■ **What the task asks**:
Output the full listing word for word.

◇ ◇ ◇

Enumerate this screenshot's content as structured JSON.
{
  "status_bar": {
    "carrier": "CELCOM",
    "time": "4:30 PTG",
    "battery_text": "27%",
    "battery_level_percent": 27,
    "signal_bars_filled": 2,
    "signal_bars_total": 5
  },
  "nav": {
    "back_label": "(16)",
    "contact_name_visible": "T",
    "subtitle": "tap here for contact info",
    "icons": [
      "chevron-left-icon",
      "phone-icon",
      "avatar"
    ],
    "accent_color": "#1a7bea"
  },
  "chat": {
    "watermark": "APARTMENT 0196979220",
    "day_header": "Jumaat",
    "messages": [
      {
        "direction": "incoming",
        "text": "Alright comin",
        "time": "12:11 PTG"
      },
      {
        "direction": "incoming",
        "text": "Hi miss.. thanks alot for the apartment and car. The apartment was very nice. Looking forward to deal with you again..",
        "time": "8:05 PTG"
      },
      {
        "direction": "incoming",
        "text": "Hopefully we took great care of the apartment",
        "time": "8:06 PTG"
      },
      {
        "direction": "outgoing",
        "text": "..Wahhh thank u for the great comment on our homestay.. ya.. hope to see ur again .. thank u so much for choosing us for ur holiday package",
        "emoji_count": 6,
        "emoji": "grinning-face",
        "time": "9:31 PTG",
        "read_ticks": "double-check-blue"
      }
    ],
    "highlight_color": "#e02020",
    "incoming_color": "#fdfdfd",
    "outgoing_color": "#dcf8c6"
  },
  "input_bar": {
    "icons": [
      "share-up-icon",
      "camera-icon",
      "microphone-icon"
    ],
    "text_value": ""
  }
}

◇ ◇ ◇

■ **Worked solution**:
Enumerate this screenshot's content as structured JSON.
{
  "status_bar": {
    "carrier": "CELCOM",
    "time": "4:30 PTG",
    "battery_text": "27%",
    "battery_level_percent": 27,
    "signal_bars_filled": 2,
    "signal_bars_total": 5
  },
  "nav": {
    "back_label": "(16)",
    "contact_name_visible": "T",
    "subtitle": "tap here for contact info",
    "icons": [
      "chevron-left-icon",
      "phone-icon",
      "avatar"
    ],
    "accent_color": "#1a7bea"
  },
  "chat": {
    "watermark": "APARTMENT 0196979220",
    "day_header": "Jumaat",
    "messages": [
      {
        "direction": "incoming",
        "text": "Alright comin",
        "time": "12:11 PTG"
      },
      {
        "direction": "incoming",
        "text": "Hi miss.. thanks alot for the apartment and car. The apartment was very nice. Looking forward to deal with you again..",
        "time": "8:05 PTG"
      },
      {
        "direction": "incoming",
        "text": "Hopefully we took great care of the apartment",
        "time": "8:06 PTG"
      },
      {
        "direction": "outgoing",
        "text": "..Wahhh thank u for the great comment on our homestay.. ya.. hope to see ur again .. thank u so much for choosing us for ur holiday package",
        "emoji_count": 6,
        "emoji": "grinning-face",
        "time": "9:31 PTG",
        "read_ticks": "double-check-blue"
      }
    ],
    "highlight_color": "#e02020",
    "incoming_color": "#fdfdfd",
    "outgoing_color": "#dcf8c6"
  },
  "input_bar": {
    "icons": [
      "share-up-icon",
      "camera-icon",
      "microphone-icon"
    ],
    "text_value": ""
  }
}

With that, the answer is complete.